**WRITTEN TASK**
Track down each line that has the word "اتومبیلهای" and copy it.

start

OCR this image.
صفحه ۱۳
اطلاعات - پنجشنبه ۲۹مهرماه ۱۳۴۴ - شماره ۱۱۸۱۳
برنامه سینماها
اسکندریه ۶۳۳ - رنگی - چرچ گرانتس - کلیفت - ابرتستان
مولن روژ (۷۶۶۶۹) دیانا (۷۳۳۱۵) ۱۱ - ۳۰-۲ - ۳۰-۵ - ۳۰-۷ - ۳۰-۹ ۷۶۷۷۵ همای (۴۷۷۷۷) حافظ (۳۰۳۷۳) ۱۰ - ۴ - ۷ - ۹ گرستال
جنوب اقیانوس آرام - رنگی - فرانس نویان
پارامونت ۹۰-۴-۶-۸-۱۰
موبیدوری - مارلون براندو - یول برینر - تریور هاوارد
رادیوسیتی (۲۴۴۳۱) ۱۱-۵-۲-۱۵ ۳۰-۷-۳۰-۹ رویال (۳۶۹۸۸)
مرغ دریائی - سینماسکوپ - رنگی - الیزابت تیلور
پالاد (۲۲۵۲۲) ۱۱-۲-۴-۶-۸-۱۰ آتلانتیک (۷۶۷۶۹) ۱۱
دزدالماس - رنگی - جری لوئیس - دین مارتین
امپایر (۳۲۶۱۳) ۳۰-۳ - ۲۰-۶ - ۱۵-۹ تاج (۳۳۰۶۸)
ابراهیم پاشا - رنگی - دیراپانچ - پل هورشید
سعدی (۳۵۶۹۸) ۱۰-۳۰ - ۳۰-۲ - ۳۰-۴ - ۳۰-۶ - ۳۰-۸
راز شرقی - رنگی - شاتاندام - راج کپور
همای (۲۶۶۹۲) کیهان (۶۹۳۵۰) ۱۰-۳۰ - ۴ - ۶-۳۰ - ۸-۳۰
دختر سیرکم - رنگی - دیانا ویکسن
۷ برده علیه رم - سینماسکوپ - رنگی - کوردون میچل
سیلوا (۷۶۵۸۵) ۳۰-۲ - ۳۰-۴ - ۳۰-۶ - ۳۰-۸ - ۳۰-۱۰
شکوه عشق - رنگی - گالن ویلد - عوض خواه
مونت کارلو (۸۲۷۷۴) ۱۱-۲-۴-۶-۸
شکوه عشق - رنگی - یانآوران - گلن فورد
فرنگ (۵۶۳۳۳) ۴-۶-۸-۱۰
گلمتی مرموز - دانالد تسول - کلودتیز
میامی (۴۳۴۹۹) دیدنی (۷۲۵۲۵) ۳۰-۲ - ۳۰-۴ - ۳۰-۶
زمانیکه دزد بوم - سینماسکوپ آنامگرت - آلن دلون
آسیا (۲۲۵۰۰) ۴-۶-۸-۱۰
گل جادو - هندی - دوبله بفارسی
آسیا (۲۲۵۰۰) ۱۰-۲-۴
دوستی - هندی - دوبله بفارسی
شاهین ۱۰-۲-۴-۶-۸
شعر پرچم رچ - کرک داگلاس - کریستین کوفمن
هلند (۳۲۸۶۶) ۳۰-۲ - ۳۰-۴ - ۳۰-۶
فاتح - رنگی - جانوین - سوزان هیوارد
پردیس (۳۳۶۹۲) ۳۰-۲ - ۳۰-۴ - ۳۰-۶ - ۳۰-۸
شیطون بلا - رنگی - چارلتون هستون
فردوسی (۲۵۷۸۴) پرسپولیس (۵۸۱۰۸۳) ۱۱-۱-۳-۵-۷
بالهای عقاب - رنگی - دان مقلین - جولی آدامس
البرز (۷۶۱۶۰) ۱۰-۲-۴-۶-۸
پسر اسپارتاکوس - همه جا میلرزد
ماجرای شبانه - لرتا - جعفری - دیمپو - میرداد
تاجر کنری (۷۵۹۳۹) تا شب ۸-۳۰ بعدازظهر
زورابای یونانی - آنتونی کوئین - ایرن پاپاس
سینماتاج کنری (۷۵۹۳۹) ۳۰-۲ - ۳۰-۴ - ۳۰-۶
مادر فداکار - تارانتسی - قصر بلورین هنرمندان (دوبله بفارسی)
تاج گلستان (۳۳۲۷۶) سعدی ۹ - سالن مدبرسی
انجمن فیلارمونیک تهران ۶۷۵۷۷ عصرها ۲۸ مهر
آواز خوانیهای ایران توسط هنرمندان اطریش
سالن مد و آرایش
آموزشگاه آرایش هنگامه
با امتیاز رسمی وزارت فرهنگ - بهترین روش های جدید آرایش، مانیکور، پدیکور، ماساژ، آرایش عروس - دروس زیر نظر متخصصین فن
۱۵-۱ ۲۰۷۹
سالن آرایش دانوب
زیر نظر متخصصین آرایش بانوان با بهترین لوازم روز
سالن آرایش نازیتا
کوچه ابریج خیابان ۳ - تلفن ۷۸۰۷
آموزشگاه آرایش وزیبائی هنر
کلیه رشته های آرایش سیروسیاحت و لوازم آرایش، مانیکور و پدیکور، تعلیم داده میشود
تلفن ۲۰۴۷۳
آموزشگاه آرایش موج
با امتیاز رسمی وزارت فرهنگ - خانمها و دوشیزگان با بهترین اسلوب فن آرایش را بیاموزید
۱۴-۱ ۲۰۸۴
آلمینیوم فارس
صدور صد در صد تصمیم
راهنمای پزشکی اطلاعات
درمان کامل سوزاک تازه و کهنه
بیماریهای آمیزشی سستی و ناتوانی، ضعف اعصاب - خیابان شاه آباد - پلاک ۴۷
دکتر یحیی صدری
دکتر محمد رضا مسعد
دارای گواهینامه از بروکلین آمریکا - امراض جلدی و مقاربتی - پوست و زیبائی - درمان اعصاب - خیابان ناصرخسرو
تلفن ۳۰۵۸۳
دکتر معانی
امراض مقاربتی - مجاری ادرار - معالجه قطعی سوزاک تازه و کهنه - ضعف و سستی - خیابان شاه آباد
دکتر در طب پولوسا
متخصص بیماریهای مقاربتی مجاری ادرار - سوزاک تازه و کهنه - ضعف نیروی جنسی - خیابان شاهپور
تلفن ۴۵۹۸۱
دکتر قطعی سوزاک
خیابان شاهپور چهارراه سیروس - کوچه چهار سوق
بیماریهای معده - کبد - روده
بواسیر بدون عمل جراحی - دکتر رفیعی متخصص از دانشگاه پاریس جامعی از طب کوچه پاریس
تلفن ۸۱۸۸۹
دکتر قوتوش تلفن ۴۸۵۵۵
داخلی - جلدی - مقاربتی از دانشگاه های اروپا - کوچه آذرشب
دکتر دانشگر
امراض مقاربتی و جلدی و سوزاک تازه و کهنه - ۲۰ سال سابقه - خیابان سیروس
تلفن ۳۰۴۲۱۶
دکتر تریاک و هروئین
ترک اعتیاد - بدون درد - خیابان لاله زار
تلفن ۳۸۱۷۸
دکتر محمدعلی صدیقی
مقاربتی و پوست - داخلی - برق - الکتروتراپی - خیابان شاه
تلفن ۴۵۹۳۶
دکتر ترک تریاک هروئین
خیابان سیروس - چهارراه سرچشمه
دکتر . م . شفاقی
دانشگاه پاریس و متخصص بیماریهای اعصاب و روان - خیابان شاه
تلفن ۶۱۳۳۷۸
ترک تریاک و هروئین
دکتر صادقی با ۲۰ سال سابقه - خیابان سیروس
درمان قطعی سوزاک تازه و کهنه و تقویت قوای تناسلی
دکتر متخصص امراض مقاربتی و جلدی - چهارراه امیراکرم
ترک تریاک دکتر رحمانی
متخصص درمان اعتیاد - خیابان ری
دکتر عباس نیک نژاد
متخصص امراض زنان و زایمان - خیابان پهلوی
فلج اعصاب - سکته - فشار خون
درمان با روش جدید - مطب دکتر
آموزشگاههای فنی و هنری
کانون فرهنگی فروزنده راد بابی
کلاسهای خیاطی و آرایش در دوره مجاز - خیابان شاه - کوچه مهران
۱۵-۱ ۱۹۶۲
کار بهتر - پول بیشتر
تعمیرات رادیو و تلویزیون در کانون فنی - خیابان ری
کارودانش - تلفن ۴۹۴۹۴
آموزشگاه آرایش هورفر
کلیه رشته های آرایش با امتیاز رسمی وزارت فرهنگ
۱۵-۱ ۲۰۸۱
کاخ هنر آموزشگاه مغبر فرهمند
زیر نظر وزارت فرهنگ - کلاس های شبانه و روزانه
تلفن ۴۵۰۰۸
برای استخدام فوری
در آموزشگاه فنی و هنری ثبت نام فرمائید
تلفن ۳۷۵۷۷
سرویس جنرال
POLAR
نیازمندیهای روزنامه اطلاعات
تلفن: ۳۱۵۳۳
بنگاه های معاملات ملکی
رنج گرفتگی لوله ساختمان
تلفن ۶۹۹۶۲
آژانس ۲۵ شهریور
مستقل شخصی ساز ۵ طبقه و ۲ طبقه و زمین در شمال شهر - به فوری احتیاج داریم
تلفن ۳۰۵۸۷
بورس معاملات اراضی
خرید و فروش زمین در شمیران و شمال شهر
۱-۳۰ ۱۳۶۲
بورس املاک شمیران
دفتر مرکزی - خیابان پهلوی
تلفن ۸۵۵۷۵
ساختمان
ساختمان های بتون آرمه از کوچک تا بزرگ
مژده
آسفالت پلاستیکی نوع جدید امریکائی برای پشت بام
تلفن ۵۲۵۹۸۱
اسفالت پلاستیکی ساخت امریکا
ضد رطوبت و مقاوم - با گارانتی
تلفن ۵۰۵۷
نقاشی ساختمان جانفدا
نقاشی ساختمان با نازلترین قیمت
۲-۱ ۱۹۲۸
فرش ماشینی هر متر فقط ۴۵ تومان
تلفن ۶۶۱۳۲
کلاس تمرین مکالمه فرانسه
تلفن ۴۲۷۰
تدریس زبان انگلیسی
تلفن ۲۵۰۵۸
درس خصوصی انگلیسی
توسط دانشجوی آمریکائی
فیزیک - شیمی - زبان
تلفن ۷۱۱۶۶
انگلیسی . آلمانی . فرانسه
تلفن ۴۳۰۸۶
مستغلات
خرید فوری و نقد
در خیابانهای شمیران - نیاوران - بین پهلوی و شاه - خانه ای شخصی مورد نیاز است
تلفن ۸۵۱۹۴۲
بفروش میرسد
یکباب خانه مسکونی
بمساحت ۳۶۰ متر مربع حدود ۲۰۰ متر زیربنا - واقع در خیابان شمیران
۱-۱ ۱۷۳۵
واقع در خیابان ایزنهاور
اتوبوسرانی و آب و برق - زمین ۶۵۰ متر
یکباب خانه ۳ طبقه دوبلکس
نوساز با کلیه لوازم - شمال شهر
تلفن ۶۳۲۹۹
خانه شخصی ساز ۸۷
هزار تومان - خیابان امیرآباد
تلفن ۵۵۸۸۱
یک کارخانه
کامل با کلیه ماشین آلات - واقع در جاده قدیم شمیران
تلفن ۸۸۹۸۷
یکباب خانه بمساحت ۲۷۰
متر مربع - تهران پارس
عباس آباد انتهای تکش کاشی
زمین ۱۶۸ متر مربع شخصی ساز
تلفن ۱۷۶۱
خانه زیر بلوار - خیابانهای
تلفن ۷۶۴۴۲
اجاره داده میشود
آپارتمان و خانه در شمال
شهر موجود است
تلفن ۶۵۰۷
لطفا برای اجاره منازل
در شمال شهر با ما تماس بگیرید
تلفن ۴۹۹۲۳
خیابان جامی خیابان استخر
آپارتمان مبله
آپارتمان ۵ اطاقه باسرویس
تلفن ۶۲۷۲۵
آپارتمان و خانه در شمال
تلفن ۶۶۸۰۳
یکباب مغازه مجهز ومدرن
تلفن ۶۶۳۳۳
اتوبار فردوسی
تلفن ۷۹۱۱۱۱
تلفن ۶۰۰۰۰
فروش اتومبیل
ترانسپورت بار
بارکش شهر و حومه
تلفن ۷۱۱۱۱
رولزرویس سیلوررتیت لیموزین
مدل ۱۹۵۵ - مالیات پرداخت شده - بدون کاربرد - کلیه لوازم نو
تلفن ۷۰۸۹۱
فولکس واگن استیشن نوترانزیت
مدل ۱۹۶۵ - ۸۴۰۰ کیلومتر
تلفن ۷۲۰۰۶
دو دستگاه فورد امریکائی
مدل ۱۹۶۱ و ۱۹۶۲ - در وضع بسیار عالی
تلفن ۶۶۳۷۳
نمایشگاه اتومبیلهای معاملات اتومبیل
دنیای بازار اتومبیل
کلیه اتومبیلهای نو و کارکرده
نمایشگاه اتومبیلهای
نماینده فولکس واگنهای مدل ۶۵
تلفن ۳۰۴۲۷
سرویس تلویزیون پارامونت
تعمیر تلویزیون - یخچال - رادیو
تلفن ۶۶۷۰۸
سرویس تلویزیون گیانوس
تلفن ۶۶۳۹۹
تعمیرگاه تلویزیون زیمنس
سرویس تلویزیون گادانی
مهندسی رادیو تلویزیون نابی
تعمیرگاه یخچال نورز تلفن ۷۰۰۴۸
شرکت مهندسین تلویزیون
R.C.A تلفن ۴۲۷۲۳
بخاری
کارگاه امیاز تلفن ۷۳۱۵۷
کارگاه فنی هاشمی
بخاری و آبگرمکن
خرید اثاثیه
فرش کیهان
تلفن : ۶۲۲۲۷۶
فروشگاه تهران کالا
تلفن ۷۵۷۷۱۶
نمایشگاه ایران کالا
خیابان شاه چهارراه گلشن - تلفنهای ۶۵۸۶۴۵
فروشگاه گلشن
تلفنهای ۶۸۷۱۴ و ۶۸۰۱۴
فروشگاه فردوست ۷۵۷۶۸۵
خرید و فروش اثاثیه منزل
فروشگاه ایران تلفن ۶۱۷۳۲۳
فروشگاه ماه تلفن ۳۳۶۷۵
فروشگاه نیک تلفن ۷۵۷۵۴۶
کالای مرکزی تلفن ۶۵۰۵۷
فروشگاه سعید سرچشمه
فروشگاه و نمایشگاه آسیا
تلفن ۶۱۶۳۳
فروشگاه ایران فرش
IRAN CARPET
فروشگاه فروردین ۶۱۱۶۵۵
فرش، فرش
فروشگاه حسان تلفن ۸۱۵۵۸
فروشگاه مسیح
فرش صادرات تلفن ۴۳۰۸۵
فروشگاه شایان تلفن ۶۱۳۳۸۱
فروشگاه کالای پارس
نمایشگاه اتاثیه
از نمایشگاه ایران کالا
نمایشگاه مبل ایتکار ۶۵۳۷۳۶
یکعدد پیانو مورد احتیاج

end

**ANSWER TO THIS TASK**
نمایشگاه اتومبیلهای معاملات اتومبیل
کلیه اتومبیلهای نو و کارکرده
نمایشگاه اتومبیلهای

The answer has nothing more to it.